Uno de mis mejores
recuerdos de infancia son mis abuelas. Eran maravillosas. Mi abuela Pura era
una mujer llena de exquisitez y ternura; mi abuela Carmen, una de esas mujeres
luminosas que ponen en práctica la alegría de vivir.
De ambas recuerdo
bellos consejos relacionados con la gratitud. La abuela Pura me decía siempre:
“de bien nacido es ser agradecido”. A ella le parecía que dar las gracias era
un principio básico del comportamiento y que a lo largo del día había mil ocasiones
para ponerlo en práctica. Lo único que necesitamos, me decía, es ser
conscientes de cuántas pequeñas cosas buenas nos pasan, de cuántas personas nos
facilitan la vida con favores útiles. Y podrían no hacerlo, porque no existe
eso de por tu cara bonita, así que hay que darles las gracias.
Tenía razón. Cada
uno de nuestros días está lleno de pequeñas atenciones que nos dedican otras
personas, y lo hacen porque están atentos
a nosotros, nos distinguen de los demás. El agradecimiento nos ayuda a
ubicarnos como seres finitos que precisan de apoyo. Pero además muestra una
faceta muy bella de la humildad: quien recibe un favor es generoso porque
permite dar a quien quiere dar.
Aunque solo fuera por eso deberíamos dar las gracias.

SECCIÓN DE DATOS:
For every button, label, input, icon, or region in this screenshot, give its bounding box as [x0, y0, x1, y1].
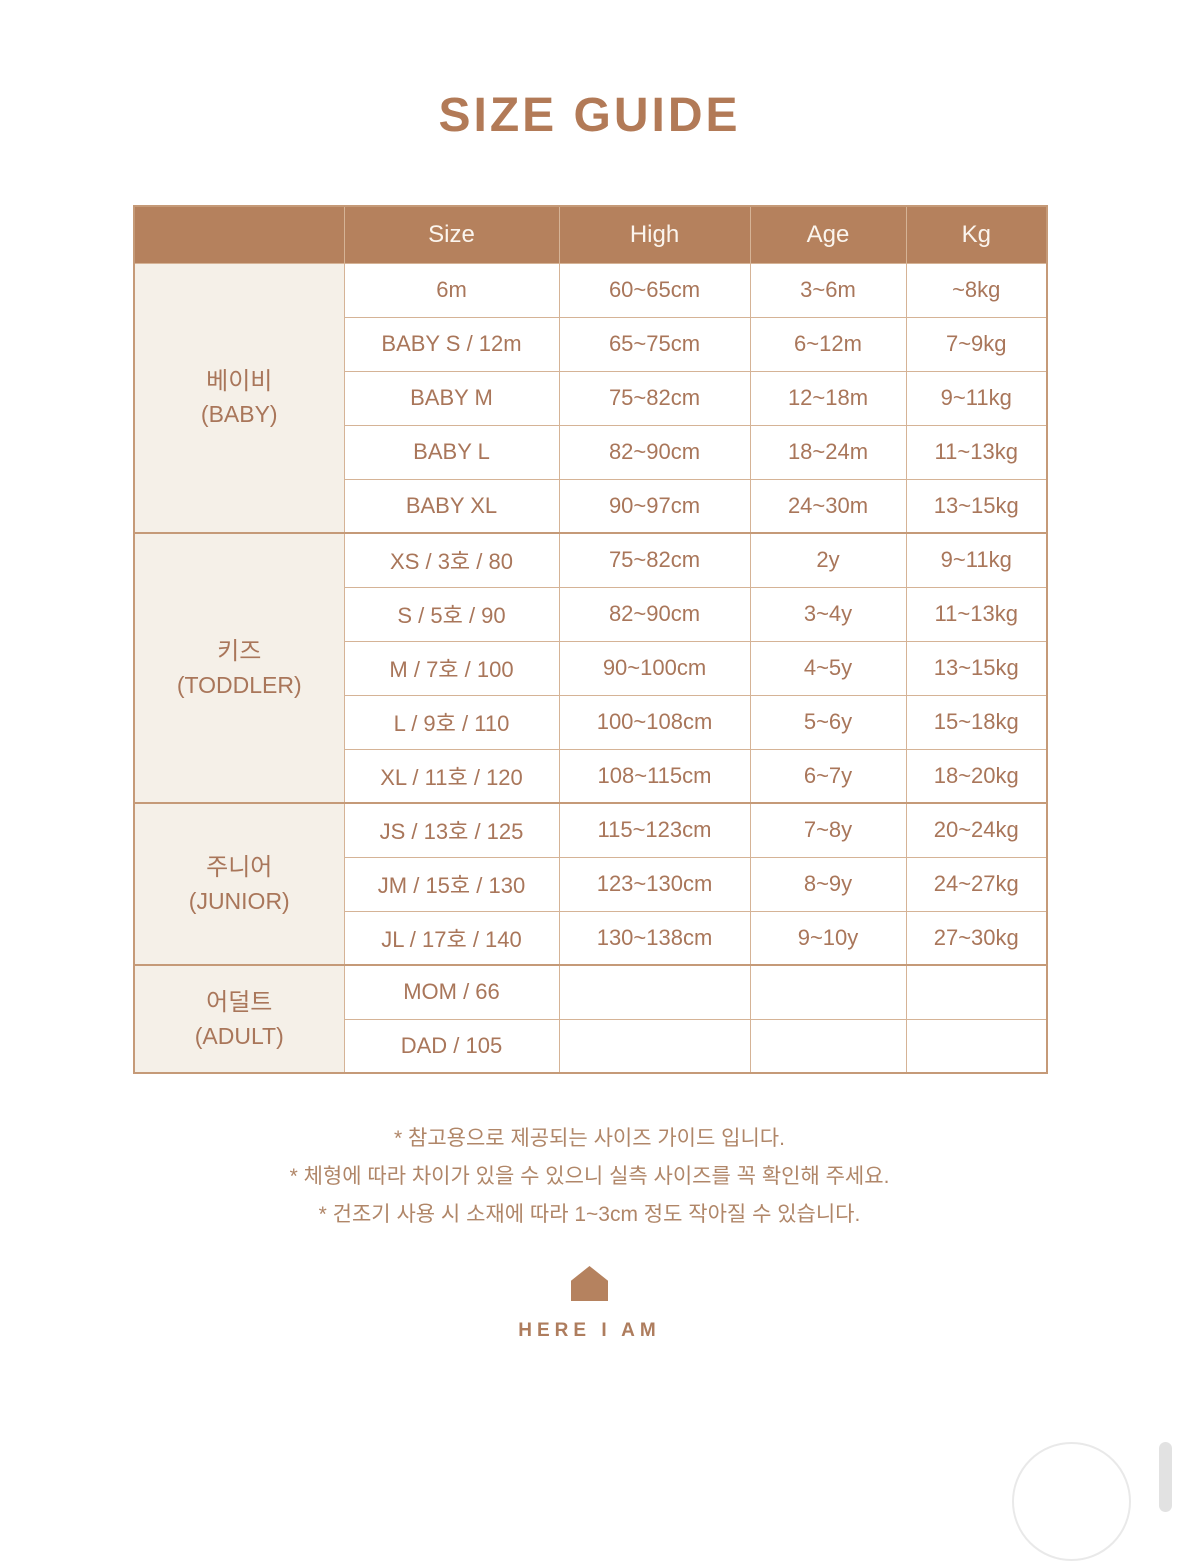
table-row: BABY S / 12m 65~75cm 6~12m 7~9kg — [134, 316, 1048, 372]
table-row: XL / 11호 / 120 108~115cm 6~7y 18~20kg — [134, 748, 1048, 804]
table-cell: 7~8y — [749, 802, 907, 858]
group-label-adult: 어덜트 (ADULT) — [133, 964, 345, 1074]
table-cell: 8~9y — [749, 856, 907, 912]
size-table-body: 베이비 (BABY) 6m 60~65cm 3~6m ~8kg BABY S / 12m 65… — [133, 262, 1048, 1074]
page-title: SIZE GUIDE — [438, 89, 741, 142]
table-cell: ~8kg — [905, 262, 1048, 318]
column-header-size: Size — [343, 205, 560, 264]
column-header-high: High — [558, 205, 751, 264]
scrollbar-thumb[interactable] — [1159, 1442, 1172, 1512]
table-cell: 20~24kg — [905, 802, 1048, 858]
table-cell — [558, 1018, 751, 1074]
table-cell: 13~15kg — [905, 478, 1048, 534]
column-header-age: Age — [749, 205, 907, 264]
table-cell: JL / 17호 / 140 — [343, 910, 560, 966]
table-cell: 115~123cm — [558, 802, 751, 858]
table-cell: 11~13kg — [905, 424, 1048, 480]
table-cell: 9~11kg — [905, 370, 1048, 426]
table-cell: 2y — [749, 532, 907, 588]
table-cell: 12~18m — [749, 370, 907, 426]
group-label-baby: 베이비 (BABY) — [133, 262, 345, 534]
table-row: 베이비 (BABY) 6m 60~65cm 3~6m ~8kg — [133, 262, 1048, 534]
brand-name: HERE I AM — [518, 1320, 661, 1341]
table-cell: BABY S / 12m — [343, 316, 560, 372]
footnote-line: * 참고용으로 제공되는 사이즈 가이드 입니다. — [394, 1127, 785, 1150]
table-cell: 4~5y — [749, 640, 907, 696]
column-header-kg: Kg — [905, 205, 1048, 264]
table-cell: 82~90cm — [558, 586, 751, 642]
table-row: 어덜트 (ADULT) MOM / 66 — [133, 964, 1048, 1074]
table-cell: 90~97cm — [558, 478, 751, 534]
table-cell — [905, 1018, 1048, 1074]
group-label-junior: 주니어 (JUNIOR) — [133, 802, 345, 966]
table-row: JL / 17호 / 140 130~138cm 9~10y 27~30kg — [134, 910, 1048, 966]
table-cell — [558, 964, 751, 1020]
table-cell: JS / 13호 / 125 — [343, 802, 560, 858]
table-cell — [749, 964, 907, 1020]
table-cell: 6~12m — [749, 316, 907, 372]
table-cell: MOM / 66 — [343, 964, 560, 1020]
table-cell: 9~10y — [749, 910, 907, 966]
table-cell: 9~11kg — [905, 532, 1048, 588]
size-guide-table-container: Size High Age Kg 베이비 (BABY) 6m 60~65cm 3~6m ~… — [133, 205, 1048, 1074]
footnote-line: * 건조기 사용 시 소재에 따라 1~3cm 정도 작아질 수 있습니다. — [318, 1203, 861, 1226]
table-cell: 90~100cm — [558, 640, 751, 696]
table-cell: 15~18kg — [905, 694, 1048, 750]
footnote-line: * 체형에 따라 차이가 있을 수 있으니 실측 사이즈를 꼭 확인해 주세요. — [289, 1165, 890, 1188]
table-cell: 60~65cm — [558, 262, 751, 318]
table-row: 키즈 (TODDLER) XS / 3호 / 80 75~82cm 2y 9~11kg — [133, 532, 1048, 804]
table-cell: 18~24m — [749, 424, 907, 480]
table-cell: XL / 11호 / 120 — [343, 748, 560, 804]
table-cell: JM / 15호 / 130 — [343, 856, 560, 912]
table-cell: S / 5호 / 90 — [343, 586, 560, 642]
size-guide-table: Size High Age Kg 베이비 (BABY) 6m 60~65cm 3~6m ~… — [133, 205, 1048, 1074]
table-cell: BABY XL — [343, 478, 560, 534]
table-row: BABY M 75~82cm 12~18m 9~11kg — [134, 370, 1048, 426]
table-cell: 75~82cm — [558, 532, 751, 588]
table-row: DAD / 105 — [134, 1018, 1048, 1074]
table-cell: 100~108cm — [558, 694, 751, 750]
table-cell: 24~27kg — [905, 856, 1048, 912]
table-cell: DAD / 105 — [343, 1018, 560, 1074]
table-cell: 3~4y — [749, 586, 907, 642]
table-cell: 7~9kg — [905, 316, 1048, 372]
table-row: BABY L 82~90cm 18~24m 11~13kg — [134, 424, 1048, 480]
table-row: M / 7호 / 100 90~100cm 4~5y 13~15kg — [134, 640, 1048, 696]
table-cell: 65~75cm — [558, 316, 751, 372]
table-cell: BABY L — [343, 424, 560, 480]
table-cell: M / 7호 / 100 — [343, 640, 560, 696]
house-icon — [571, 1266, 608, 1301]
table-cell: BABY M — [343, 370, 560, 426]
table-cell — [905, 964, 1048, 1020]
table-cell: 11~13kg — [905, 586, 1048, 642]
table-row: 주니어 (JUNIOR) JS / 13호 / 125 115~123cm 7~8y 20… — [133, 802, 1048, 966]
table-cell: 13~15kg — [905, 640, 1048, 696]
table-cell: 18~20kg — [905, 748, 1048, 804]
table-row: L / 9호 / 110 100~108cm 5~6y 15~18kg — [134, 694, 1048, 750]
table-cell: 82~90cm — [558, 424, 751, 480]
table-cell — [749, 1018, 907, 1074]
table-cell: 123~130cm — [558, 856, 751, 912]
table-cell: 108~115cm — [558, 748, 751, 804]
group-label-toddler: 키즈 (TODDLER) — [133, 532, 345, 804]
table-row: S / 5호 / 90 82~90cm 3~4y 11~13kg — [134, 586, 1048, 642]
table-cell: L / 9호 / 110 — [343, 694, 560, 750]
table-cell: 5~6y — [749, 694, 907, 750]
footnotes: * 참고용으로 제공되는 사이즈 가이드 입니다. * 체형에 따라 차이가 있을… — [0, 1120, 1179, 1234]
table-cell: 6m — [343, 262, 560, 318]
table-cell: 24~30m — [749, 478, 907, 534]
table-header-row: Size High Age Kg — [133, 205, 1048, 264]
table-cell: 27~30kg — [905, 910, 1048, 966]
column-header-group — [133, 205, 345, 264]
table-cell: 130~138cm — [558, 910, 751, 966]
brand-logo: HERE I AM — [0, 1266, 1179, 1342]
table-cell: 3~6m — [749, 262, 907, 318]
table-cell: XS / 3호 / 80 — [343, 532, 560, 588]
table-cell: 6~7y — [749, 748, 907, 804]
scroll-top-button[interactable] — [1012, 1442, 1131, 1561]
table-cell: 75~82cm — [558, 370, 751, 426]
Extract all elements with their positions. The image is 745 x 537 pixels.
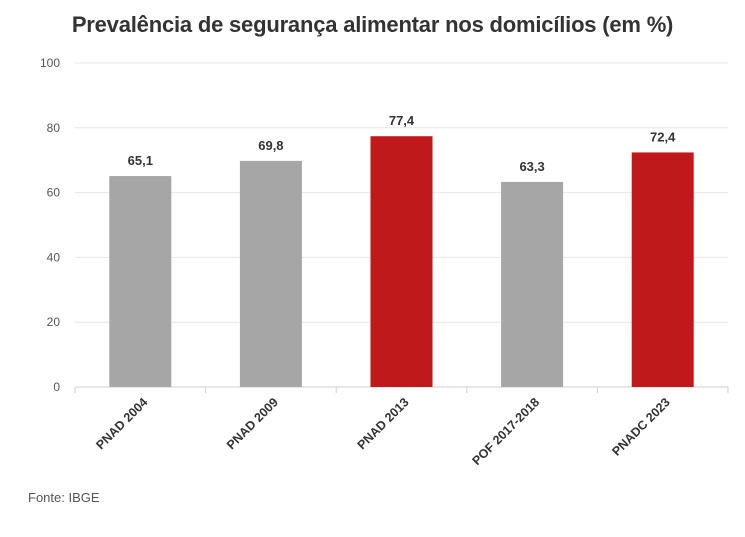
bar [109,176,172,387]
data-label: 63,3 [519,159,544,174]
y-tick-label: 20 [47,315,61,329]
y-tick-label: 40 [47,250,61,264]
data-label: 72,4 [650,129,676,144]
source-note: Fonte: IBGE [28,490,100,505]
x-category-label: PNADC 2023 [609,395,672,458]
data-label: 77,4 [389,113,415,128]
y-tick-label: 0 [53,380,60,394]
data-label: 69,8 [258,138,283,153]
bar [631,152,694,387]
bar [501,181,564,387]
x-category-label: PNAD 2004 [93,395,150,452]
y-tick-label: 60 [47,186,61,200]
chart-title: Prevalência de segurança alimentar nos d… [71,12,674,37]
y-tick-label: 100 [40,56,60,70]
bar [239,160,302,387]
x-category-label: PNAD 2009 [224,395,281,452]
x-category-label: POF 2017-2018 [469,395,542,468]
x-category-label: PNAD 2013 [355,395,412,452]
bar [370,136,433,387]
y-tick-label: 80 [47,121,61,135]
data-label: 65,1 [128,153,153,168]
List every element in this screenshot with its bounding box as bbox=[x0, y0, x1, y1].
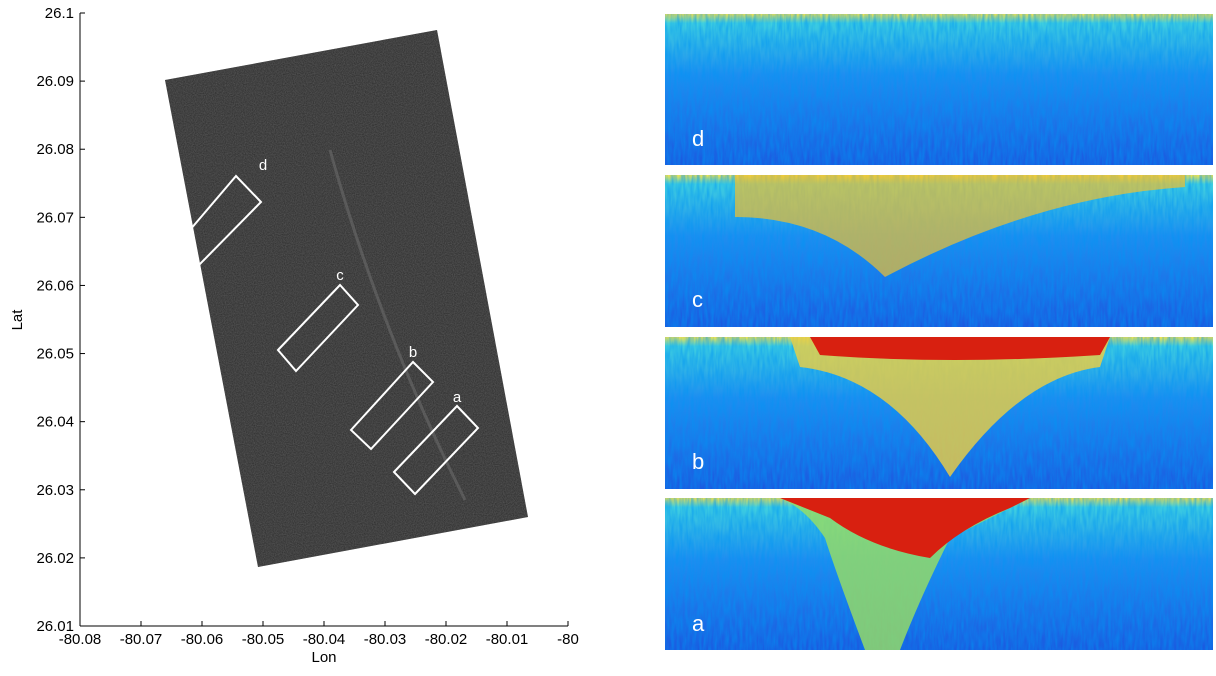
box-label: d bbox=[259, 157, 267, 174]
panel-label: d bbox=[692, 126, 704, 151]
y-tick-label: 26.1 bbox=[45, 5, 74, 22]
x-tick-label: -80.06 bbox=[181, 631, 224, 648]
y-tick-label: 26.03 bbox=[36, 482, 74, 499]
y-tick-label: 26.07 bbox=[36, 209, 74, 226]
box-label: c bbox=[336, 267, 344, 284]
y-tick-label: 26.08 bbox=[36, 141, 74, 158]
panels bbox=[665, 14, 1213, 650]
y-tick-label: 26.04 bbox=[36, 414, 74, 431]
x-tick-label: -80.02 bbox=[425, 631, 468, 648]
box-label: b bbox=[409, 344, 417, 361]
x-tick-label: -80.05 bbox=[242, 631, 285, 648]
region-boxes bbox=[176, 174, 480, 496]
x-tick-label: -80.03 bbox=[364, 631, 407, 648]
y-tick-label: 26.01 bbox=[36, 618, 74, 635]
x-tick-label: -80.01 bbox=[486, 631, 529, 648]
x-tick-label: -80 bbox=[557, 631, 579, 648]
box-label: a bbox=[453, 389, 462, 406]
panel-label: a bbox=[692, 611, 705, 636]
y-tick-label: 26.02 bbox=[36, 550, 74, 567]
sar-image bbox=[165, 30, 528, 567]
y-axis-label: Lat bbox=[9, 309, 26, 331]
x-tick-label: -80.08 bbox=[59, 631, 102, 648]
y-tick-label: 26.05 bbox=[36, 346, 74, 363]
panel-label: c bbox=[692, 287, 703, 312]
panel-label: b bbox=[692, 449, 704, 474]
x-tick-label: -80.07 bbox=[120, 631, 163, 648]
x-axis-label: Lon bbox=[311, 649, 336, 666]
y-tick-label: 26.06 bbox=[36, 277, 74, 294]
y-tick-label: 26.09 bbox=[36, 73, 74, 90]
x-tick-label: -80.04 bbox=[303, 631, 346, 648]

TAREAS:
[A] Resume más brevemente el párrafo del texto sobre las abuelas y la gratitud que empieza con "De ambas recuerdo", conservando sus datos principales.
[B] Reproduce del texto sobre las abuelas y la gratitud el pasaje que va de "Uno de mis mejores" a "alegría de vivir.".
[C] Retoma el texto sobre las abuelas y la gratitud a partir del punto en que se detiene.
El listado no interviene en esto.

RESPUESTAS DEL EJERCICIO:
[A] Las dos abuelas daban buenos consejos sobre la gratitud. La abuela Pura repetía que "de bien nacido es ser agradecido". Para ella, dar las gracias era un principio básico, con mil ocasiones diarias de practicarlo. Solo hace falta darse cuenta de las pequeñas cosas buenas que pasan y de quienes nos facilitan la vida con favores útiles. Esas personas podrían no hacerlos, porque nada se hace "por tu cara bonita", y por eso hay que agradecérselos.

[B]
Uno de mis mejores
recuerdos de infancia son mis abuelas. Eran maravillosas. Mi abuela Pura era
una mujer llena de exquisitez y ternura; mi abuela Carmen, una de esas mujeres
luminosas que ponen en práctica la alegría de vivir.

[C]
De mi abuela
Carmen - cuya infancia de huérfana merecería un libro de Dickens - recuerdo la
capacidad de sorprenderse, de reír, de tener curiosidad. Para ella la gratitud
era una cuestión de ganas. Agradecer es mirar bien, a lo que tienes y
no a lo que te falta, me decía. Acostumbrada a ganarse el cariño que no se
le había dado gratis de niña, sabía que muchas de las cosas buenas que nos
pasan no son merecidas ni las ganamos por oposición, y que la tarea de nuestra
voluntad consiste en valorarlas.
Este tipo de
agradecimiento espiritual precisa de
humildad también porque es la actitud opuesta al egocentrismo. Si fuésemos
conscientes de estos favores de la vida para con nosotros, nos quejaríamos
menos, aprenderíamos más, daríamos importancia a lo esencial y no a lo
accesorio.
Lo que hemos
vivido hoy y lo que hubo ayer, los que estuvieron, los que están y los que
estarán, la buena salud o la mala - mientras haya camino que andar- el amor que
nos hace felices, el desamor que nos hace comprensivos, el reto que nos hace
fuertes y el traspiés que nos descubre débiles... Esta amalgama de relaciones y
vivencias nos permite emplear la palabra yo
de una manera propia y diferente a la de cualquier otra persona. Somos únicos.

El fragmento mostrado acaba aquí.